### TASK
Check each line of the listing below for the word "ffffff" and say how many lines have it. Nothing else should be written.
╭─ DATA FOR THIS TASK
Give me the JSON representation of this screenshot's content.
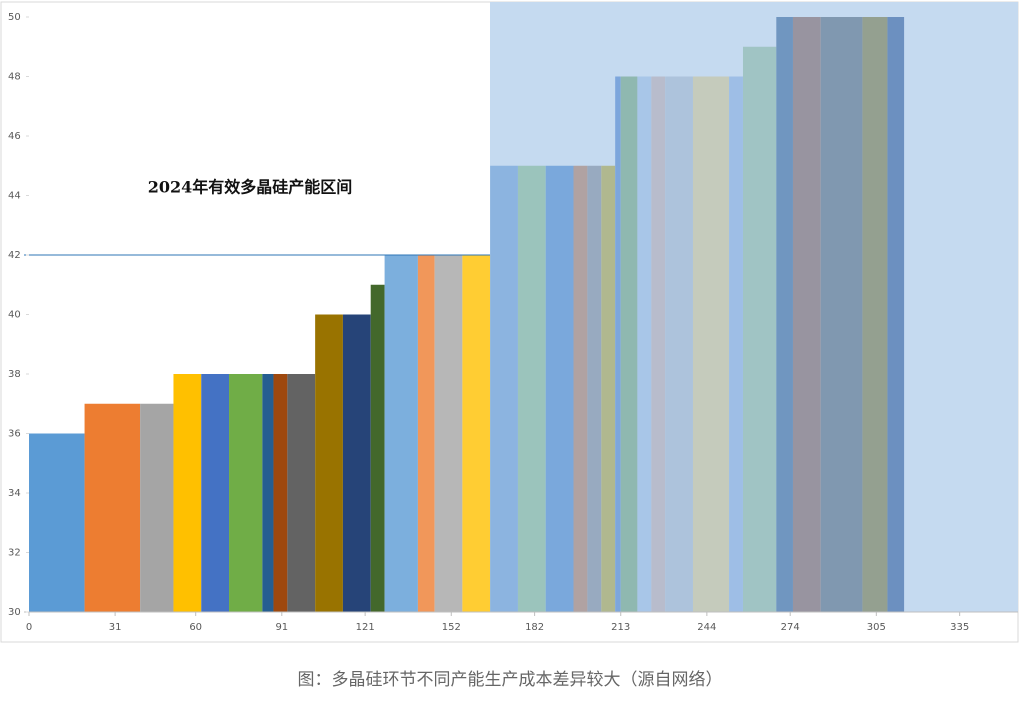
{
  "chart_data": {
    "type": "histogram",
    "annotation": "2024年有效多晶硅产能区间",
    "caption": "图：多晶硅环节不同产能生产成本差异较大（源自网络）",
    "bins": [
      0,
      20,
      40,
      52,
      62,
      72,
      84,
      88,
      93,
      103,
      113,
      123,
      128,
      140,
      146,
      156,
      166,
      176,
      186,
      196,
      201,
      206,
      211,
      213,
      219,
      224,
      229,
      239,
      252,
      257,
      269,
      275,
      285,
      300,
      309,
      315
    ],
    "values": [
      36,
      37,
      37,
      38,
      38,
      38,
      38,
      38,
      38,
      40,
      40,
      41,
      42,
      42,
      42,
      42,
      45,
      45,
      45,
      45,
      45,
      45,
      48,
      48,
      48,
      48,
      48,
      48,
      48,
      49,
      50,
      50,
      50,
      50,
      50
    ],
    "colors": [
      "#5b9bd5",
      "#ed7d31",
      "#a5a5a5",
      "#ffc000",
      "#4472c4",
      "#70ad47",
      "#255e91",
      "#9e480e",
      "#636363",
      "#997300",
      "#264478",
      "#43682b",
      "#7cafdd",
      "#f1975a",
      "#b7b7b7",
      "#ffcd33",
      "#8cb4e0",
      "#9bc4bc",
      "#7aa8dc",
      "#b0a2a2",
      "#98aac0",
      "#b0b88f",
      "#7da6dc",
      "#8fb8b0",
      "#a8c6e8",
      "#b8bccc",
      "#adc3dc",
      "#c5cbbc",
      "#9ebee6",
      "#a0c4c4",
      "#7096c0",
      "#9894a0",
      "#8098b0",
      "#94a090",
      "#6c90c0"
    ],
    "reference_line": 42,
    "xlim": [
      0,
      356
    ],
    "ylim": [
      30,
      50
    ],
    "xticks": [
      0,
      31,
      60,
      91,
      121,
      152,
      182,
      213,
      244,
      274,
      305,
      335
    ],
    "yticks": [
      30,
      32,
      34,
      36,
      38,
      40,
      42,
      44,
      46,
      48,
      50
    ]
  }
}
╰─
╭─ DATA FOR THIS TASK
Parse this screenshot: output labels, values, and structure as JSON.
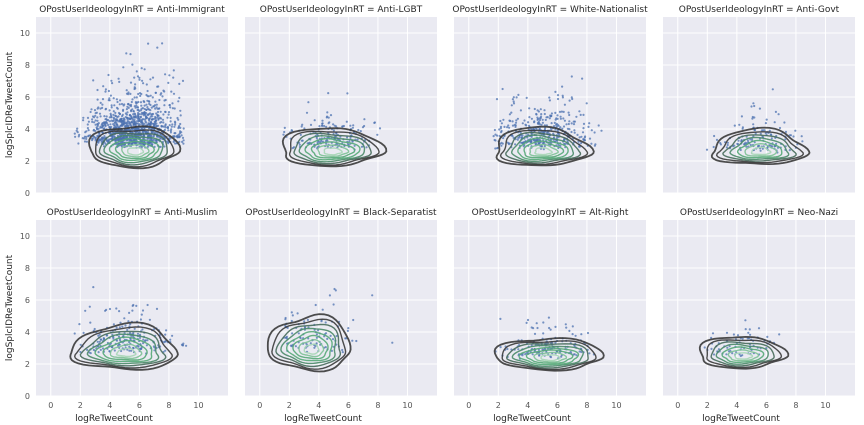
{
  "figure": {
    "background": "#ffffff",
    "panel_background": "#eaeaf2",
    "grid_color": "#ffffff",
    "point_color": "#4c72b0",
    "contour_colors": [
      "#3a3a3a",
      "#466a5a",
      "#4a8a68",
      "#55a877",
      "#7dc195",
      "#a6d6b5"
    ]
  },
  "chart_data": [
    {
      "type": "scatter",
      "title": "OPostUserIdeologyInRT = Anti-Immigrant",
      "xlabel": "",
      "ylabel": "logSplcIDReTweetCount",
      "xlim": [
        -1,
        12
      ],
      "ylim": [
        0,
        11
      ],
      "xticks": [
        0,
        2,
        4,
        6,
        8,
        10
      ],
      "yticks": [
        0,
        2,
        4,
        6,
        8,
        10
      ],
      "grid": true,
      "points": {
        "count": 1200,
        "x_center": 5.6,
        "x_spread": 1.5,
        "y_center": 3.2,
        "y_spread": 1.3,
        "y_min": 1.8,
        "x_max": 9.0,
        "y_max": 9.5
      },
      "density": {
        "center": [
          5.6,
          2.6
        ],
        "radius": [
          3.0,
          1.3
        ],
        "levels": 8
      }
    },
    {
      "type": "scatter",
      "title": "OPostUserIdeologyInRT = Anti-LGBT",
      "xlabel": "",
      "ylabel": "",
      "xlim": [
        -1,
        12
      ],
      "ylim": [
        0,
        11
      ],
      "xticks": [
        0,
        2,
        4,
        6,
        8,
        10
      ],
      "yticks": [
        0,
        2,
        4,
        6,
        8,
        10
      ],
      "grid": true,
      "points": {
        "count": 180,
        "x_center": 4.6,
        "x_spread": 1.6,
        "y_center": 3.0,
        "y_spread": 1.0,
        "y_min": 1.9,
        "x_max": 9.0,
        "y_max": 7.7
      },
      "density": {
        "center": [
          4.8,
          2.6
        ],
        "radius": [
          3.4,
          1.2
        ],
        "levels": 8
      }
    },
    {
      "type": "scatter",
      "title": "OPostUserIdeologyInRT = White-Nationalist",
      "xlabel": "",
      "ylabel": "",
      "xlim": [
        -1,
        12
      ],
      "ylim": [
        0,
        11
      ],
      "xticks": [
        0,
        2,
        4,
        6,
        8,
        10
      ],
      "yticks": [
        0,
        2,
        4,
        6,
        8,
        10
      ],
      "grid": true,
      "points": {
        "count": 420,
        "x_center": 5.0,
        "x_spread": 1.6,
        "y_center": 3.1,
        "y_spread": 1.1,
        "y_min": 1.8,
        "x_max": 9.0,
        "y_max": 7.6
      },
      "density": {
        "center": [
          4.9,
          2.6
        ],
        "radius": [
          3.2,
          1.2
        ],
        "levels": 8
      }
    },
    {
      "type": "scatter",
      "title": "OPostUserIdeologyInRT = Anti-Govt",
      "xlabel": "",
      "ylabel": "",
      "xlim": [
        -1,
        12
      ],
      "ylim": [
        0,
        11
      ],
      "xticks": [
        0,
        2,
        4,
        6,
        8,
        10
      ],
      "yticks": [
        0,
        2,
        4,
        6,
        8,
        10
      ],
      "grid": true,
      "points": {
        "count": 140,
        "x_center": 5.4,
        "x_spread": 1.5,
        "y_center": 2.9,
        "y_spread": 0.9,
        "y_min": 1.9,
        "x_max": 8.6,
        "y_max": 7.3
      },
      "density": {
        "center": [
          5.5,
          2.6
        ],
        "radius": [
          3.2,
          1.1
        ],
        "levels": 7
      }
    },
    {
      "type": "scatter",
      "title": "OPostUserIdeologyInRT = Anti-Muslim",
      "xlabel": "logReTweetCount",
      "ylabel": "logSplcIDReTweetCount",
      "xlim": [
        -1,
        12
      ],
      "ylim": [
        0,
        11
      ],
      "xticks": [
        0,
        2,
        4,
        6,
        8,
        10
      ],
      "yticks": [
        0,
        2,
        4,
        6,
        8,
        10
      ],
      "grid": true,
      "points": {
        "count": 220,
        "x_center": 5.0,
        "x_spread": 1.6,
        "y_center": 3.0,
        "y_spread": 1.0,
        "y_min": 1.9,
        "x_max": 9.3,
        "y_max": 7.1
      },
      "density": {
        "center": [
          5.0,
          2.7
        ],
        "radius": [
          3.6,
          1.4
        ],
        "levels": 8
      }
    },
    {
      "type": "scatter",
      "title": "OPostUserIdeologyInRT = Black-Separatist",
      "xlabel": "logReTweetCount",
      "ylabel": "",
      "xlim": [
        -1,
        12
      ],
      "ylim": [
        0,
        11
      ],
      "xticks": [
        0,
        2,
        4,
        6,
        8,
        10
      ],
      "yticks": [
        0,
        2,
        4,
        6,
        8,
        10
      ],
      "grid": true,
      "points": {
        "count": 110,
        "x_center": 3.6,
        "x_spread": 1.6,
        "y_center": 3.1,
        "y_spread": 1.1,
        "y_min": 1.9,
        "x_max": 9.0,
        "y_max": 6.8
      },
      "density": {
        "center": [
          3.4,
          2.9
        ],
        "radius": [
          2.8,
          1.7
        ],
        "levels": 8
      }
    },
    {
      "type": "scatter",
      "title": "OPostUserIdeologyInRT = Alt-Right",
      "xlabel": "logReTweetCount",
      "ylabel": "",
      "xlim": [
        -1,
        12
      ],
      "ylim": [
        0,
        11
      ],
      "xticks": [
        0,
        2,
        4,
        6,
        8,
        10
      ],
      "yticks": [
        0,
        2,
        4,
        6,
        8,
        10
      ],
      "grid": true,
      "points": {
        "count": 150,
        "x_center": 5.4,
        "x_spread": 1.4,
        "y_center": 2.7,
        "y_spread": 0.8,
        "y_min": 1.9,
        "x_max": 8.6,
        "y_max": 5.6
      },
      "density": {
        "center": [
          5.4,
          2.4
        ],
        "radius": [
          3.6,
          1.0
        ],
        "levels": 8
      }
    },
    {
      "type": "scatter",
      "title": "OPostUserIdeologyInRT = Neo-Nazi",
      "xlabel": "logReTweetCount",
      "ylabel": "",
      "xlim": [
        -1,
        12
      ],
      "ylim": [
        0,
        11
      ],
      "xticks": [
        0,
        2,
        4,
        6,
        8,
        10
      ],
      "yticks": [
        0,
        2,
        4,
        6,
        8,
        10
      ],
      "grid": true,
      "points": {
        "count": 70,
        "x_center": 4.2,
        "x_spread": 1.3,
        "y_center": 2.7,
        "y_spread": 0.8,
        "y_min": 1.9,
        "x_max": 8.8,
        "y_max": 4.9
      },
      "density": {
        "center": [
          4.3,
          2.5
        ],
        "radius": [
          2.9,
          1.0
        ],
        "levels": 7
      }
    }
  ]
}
╰─
### TASK RESULT
2